Saved data entries
━━━━━━━━
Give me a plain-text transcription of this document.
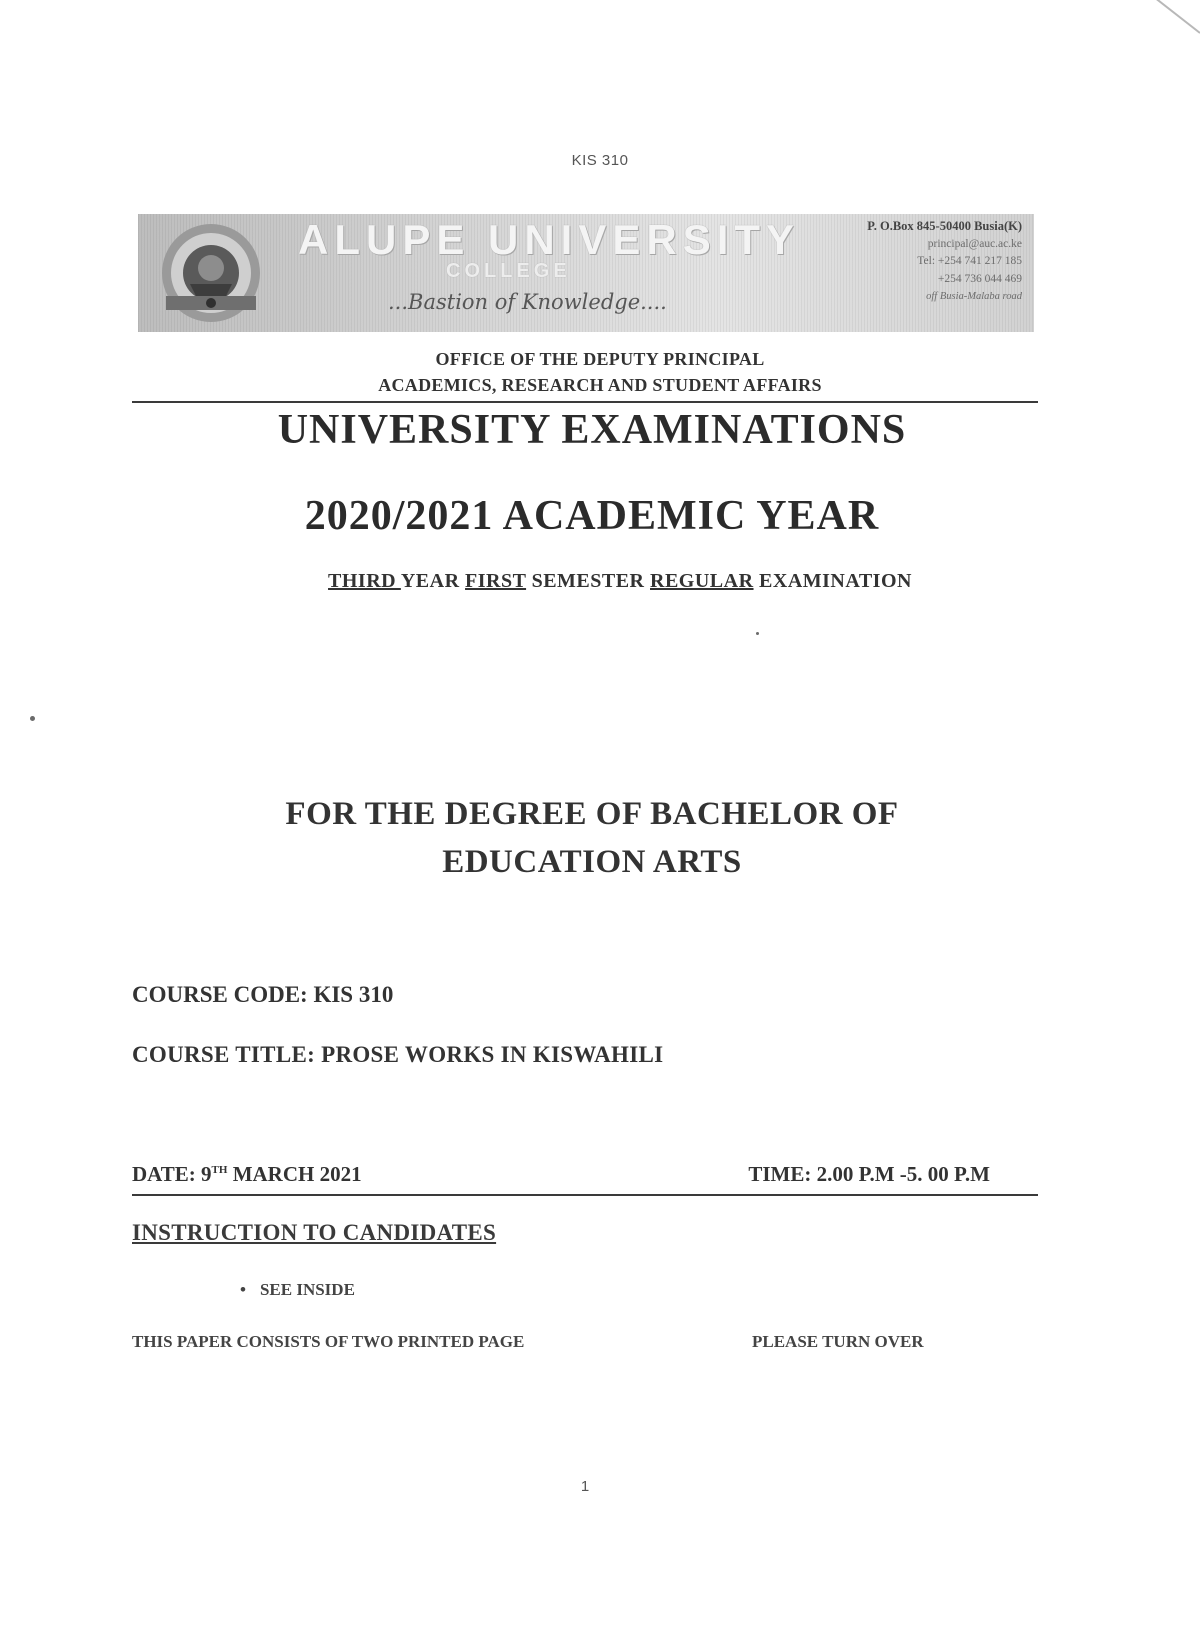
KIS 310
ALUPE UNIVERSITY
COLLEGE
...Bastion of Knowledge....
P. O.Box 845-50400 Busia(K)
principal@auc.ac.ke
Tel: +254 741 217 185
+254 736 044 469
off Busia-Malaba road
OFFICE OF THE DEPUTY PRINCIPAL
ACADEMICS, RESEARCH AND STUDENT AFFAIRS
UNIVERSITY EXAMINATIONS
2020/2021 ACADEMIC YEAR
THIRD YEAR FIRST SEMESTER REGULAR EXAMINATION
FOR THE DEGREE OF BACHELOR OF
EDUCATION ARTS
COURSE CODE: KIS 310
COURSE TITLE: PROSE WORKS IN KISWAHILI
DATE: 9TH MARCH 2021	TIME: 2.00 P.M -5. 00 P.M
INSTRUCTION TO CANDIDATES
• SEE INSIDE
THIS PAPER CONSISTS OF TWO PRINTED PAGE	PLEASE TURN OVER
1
━━━━━━━━
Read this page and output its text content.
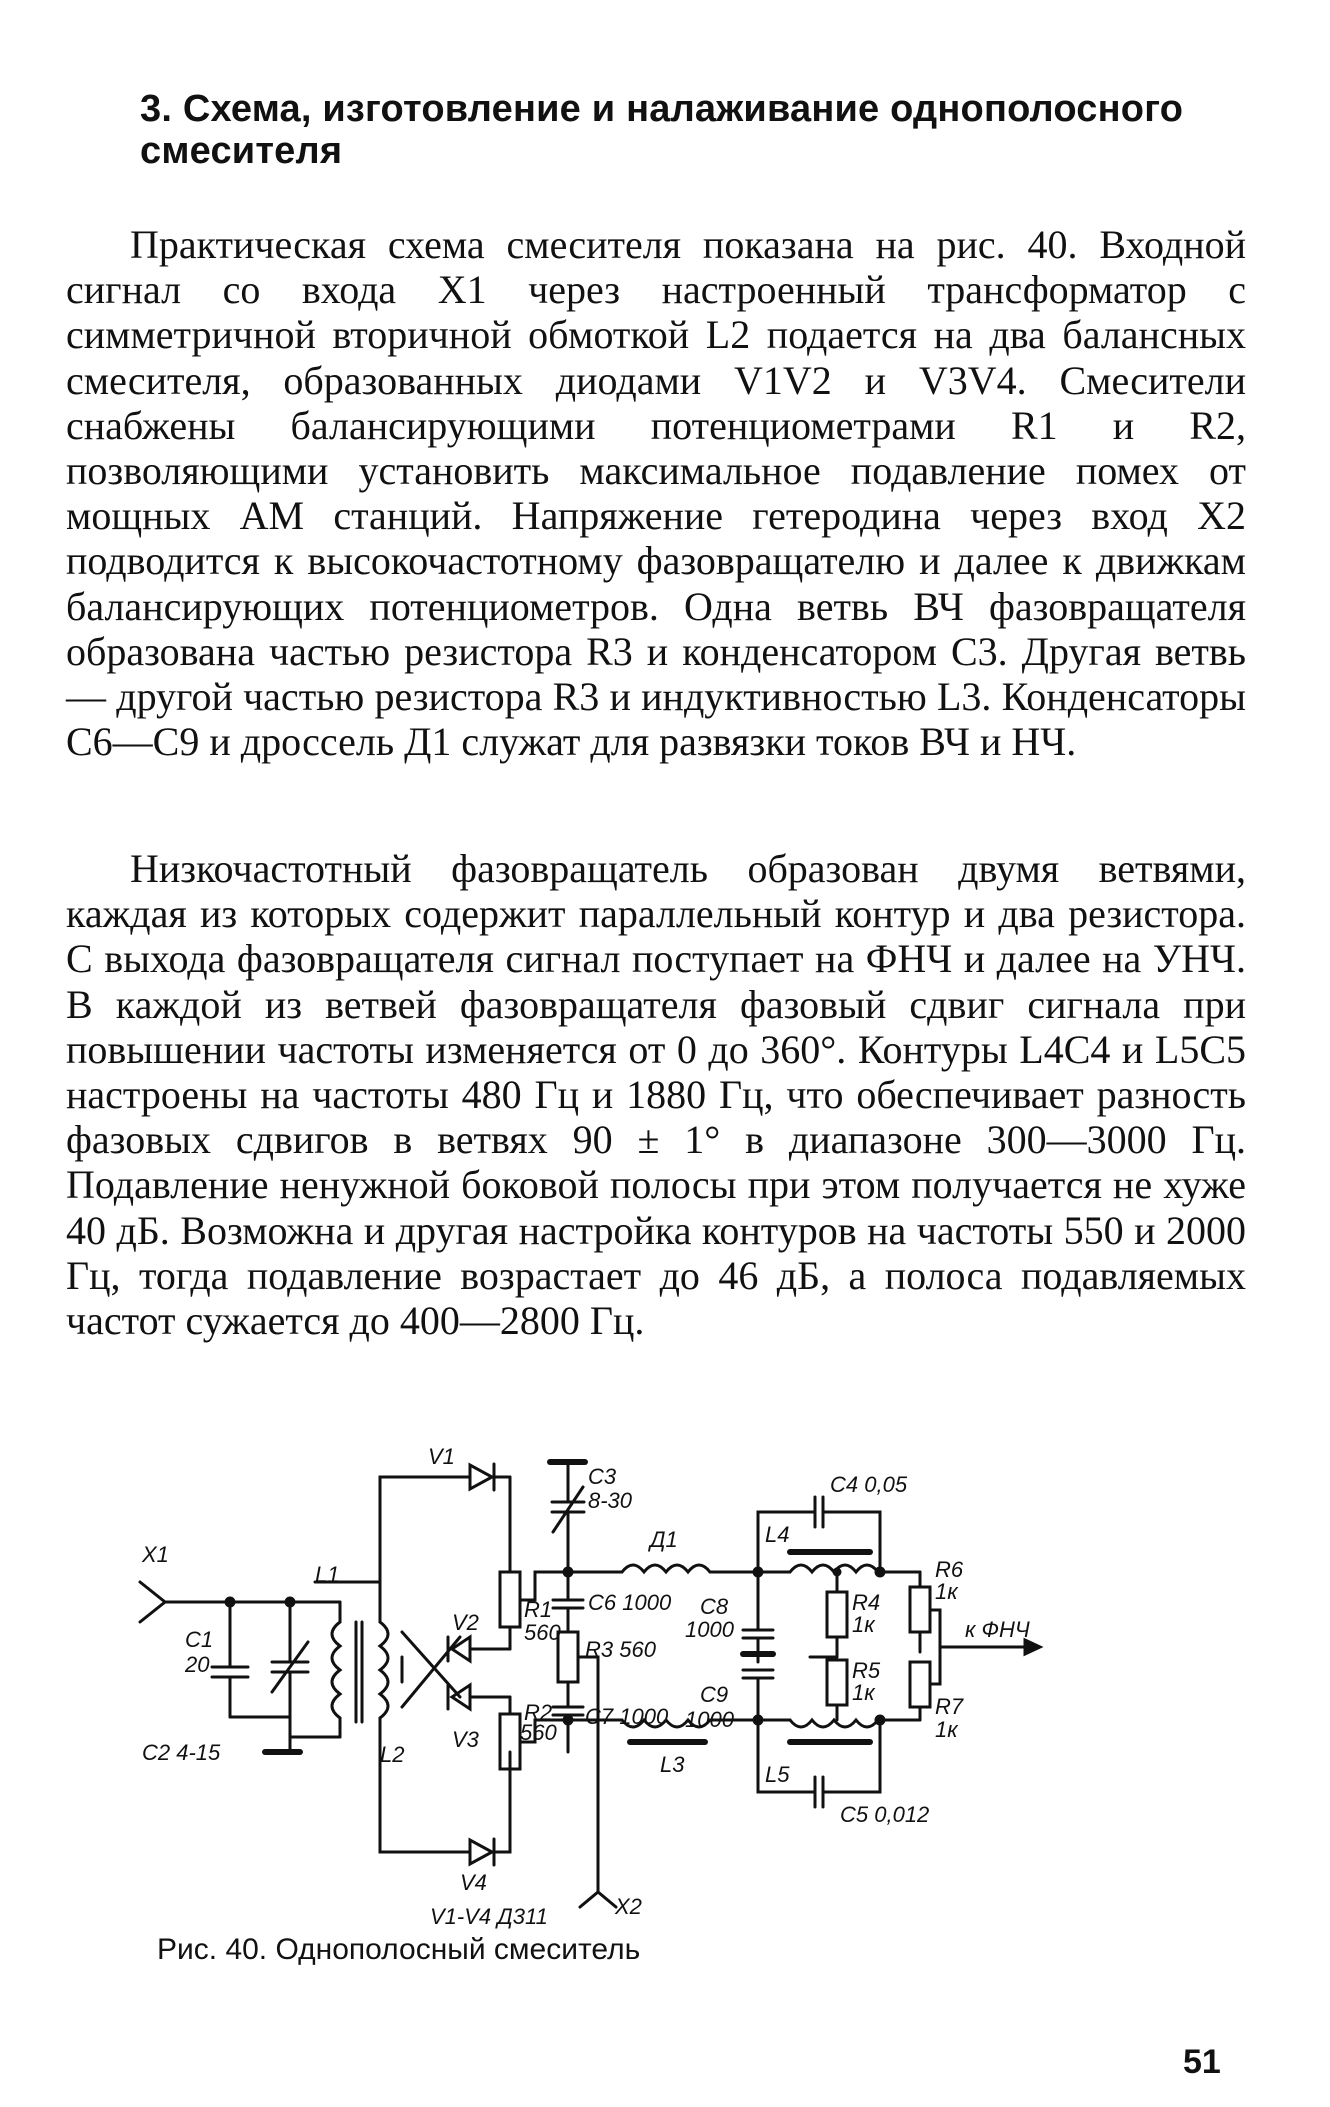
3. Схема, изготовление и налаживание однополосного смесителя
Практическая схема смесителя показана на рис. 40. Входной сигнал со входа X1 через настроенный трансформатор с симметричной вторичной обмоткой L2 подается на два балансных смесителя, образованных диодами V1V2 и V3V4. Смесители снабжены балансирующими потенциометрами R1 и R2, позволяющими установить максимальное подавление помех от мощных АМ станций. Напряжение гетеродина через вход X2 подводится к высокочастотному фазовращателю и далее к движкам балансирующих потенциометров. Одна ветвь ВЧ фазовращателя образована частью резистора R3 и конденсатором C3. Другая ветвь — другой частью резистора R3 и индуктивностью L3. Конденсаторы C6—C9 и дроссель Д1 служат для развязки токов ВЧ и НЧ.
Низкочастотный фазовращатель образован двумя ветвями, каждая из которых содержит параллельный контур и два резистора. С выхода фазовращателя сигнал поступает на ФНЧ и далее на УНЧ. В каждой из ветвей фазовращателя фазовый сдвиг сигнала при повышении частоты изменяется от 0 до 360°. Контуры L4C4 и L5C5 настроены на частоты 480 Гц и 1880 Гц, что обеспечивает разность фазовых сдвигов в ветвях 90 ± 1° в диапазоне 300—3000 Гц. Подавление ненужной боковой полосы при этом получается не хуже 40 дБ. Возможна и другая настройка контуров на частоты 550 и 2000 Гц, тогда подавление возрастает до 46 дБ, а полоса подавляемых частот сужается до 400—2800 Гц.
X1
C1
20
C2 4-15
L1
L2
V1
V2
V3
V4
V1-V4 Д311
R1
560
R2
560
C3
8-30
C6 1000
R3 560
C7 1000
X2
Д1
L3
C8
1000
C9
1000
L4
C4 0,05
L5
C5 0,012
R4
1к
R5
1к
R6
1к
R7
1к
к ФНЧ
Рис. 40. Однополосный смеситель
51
━━━━━━━━
**AIM OF THE TASK:**
Return every line in the listing that contains the word "COURSE".

**COMPLETED TASK:**
COURSE CODE: KIS 310
COURSE TITLE: PROSE WORKS IN KISWAHILI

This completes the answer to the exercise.